┌────────

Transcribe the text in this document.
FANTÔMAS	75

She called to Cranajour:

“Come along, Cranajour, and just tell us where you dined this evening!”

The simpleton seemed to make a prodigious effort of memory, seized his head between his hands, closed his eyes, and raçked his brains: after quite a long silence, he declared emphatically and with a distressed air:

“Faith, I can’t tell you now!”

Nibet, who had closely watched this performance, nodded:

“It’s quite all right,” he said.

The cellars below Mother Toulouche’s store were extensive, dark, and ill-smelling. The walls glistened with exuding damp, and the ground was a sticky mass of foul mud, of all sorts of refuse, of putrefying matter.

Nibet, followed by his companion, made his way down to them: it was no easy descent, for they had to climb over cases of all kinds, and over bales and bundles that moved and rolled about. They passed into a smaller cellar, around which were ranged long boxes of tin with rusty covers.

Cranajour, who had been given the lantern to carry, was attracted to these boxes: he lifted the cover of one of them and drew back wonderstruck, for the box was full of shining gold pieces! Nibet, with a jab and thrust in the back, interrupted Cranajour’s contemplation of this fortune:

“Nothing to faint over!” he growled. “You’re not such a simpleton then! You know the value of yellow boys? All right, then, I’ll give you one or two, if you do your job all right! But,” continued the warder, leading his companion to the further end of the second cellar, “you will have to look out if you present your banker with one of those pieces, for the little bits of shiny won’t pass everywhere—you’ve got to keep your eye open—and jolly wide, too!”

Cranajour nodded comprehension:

└────────

[EXERCISE REQUIREMENTS]
Using the entries above, state how many lines include the word "quite", with no other words.

[OUTPUT FOR THIS TASK]
2